What you are asked to do ▸ Copy the lines holding the word "Trumps", all of them.

Exercise material ▸
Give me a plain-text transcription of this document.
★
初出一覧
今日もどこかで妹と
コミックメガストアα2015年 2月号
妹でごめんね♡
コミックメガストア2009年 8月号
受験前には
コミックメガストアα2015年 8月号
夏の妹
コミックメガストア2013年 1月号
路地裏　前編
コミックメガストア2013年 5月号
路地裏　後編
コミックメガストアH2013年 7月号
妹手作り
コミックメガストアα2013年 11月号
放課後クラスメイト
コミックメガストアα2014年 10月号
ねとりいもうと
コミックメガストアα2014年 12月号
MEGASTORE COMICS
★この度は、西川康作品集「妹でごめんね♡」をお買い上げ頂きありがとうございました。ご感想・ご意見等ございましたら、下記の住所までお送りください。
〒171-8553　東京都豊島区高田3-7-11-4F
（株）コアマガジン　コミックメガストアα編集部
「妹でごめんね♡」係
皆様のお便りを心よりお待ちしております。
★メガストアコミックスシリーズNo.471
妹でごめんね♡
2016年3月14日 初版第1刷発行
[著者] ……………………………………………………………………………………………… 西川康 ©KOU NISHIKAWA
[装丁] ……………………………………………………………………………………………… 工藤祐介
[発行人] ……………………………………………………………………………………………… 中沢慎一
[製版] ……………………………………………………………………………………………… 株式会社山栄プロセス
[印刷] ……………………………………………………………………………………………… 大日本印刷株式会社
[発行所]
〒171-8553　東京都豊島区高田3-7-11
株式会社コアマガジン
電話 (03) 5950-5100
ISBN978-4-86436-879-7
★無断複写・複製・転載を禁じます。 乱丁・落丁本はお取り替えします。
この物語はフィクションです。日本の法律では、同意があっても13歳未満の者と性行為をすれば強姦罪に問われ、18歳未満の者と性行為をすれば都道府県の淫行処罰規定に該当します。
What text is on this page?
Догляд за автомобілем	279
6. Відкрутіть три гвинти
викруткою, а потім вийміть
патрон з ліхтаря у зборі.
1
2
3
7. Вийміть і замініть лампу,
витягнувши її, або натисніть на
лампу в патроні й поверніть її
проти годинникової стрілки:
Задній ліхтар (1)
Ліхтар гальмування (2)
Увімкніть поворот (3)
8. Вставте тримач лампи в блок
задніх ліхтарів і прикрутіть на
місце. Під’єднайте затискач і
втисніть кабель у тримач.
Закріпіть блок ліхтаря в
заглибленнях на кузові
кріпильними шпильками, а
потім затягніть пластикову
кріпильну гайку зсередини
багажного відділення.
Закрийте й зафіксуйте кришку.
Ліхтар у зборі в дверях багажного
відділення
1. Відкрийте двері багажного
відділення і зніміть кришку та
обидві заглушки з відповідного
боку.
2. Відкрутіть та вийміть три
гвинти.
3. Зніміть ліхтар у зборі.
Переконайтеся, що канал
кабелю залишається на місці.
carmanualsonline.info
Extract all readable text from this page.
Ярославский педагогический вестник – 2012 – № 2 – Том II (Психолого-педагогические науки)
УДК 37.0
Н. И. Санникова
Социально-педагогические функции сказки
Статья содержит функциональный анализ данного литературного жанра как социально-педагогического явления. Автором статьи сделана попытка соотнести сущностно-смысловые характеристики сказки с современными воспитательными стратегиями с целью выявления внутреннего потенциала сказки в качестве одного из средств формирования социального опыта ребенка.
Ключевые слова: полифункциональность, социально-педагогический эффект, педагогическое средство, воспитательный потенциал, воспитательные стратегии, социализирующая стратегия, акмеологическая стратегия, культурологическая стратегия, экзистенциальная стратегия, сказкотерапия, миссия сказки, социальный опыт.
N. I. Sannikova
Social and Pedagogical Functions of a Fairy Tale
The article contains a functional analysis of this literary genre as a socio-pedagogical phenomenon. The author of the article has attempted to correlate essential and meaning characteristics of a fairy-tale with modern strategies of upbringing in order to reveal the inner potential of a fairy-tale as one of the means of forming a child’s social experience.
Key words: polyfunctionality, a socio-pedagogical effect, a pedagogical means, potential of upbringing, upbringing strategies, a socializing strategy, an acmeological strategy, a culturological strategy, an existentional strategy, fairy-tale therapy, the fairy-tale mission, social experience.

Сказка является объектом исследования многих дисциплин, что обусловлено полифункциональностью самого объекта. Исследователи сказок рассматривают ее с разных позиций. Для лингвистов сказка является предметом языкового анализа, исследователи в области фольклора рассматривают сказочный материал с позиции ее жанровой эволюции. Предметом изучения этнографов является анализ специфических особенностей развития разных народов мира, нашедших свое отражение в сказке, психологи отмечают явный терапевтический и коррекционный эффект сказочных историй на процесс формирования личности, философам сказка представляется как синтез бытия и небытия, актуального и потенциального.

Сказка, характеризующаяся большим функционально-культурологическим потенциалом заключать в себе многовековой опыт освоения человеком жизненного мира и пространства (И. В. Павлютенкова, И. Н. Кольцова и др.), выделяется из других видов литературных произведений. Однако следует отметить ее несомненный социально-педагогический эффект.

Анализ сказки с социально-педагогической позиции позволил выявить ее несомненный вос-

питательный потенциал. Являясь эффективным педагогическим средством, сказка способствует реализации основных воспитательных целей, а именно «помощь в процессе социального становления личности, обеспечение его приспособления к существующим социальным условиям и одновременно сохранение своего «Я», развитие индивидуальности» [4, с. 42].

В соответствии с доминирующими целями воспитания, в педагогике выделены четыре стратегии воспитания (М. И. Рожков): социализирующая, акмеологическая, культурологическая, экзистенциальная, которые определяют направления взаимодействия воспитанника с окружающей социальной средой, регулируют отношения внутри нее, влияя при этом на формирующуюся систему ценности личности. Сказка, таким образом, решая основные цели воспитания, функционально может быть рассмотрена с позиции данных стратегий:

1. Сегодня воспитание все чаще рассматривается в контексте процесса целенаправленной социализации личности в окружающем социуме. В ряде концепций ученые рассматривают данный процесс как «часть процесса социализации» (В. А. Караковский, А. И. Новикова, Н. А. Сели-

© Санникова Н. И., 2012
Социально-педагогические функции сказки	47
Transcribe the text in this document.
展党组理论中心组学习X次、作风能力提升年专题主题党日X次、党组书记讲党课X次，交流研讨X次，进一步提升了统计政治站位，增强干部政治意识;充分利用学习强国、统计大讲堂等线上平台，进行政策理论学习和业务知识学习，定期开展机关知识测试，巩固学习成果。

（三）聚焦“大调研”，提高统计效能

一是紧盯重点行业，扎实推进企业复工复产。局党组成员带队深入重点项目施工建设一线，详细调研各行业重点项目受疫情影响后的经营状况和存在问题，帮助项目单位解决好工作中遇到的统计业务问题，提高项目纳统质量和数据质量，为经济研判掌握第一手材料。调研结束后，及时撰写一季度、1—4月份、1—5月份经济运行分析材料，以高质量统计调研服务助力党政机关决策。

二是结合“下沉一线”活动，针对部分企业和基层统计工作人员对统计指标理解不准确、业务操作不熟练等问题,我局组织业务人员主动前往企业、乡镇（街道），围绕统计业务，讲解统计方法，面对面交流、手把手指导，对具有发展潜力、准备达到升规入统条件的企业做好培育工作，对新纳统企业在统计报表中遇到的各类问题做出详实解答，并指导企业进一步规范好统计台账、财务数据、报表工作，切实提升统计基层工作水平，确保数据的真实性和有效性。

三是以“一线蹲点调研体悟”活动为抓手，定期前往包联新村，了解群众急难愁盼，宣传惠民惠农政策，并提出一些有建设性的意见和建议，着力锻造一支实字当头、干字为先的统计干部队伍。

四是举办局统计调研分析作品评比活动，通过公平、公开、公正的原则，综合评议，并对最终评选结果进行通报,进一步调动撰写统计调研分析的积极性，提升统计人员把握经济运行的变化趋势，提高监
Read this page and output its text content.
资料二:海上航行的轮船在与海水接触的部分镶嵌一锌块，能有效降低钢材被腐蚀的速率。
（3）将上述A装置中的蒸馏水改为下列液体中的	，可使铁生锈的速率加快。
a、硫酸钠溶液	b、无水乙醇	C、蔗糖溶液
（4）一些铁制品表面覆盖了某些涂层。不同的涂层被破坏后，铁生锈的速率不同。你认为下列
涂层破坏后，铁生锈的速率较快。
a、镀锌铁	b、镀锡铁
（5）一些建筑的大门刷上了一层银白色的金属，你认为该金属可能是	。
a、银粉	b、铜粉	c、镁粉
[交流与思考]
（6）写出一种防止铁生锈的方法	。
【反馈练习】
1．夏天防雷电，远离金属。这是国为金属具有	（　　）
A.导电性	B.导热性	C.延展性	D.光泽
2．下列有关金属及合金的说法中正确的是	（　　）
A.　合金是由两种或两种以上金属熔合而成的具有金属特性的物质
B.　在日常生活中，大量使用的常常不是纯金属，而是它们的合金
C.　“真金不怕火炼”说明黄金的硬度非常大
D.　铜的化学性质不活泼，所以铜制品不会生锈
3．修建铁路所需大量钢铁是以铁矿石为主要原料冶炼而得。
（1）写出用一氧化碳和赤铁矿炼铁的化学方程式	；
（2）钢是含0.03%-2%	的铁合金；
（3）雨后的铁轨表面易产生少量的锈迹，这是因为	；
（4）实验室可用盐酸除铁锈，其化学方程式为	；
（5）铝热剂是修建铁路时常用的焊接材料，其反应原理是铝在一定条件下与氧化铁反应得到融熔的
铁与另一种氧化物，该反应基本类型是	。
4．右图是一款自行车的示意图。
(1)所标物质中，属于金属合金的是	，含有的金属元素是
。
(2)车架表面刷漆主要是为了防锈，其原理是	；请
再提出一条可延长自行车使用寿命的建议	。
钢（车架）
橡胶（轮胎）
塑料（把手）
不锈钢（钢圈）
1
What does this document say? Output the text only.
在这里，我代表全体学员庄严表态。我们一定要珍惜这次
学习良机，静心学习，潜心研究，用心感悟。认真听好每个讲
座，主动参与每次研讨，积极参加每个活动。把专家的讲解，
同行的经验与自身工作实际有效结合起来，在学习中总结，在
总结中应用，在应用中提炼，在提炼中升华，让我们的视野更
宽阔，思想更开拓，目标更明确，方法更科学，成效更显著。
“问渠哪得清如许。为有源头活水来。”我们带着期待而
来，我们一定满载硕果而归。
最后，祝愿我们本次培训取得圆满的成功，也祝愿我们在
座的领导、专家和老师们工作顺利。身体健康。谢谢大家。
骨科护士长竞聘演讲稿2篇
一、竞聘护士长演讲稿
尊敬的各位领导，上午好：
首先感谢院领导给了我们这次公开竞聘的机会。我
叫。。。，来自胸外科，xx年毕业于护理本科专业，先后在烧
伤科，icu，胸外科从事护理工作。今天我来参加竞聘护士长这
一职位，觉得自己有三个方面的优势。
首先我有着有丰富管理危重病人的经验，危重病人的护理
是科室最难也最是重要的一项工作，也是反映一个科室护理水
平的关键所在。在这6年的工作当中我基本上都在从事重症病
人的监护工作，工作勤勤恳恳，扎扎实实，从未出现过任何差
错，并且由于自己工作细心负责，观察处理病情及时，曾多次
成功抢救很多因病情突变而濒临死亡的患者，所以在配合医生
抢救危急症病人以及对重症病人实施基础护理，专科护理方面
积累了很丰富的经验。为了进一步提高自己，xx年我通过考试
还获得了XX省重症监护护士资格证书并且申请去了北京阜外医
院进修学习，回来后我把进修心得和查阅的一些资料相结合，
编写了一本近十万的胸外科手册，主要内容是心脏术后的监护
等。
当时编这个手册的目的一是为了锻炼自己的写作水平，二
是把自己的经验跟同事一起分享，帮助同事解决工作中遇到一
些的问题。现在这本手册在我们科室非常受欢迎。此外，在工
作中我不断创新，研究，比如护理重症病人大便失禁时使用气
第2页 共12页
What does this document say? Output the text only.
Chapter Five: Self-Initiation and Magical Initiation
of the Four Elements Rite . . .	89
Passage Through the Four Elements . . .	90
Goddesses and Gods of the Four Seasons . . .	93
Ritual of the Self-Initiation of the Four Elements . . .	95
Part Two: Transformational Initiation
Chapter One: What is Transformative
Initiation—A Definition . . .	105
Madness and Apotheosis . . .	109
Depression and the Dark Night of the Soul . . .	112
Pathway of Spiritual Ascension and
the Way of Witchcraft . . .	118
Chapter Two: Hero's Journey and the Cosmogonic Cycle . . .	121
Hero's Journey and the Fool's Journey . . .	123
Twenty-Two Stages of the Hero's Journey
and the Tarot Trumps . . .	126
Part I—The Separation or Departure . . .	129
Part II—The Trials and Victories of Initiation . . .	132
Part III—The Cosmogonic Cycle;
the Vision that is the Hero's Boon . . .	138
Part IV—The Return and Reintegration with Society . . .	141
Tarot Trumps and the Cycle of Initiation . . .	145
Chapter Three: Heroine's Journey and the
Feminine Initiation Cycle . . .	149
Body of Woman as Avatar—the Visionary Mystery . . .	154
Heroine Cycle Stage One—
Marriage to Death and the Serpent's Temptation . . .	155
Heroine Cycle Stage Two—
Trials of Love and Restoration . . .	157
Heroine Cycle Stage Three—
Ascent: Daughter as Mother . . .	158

Solution to this task ▸
and the Tarot Trumps . . .	126
Tarot Trumps and the Cycle of Initiation . . .	145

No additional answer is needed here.